* _EXERCISE OBJECTIVE_: Return the listing below in full, with every line exactly as it is.

* _LISTED RECORDS_:
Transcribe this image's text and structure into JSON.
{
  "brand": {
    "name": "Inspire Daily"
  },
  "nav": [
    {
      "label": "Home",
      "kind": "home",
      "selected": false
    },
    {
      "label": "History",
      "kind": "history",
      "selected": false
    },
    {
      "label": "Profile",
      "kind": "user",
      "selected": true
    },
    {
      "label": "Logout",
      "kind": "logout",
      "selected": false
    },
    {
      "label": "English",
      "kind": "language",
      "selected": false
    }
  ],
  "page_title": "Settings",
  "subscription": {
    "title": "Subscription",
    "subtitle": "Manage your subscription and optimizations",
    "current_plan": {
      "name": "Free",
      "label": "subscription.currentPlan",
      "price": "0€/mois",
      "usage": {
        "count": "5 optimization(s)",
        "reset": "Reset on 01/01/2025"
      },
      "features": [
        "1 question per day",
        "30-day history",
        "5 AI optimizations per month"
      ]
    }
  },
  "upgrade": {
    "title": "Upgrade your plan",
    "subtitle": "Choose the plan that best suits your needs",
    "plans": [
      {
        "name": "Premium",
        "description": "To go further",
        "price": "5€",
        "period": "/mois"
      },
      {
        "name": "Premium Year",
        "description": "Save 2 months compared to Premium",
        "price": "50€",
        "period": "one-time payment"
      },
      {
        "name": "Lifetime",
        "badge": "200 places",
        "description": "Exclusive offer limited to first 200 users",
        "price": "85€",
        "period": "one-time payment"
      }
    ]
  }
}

* _THE RESPONSE_:
Transcribe this image's text and structure into JSON.
{
  "brand": {
    "name": "Inspire Daily"
  },
  "nav": [
    {
      "label": "Home",
      "kind": "home",
      "selected": false
    },
    {
      "label": "History",
      "kind": "history",
      "selected": false
    },
    {
      "label": "Profile",
      "kind": "user",
      "selected": true
    },
    {
      "label": "Logout",
      "kind": "logout",
      "selected": false
    },
    {
      "label": "English",
      "kind": "language",
      "selected": false
    }
  ],
  "page_title": "Settings",
  "subscription": {
    "title": "Subscription",
    "subtitle": "Manage your subscription and optimizations",
    "current_plan": {
      "name": "Free",
      "label": "subscription.currentPlan",
      "price": "0€/mois",
      "usage": {
        "count": "5 optimization(s)",
        "reset": "Reset on 01/01/2025"
      },
      "features": [
        "1 question per day",
        "30-day history",
        "5 AI optimizations per month"
      ]
    }
  },
  "upgrade": {
    "title": "Upgrade your plan",
    "subtitle": "Choose the plan that best suits your needs",
    "plans": [
      {
        "name": "Premium",
        "description": "To go further",
        "price": "5€",
        "period": "/mois"
      },
      {
        "name": "Premium Year",
        "description": "Save 2 months compared to Premium",
        "price": "50€",
        "period": "one-time payment"
      },
      {
        "name": "Lifetime",
        "badge": "200 places",
        "description": "Exclusive offer limited to first 200 users",
        "price": "85€",
        "period": "one-time payment"
      }
    ]
  }
}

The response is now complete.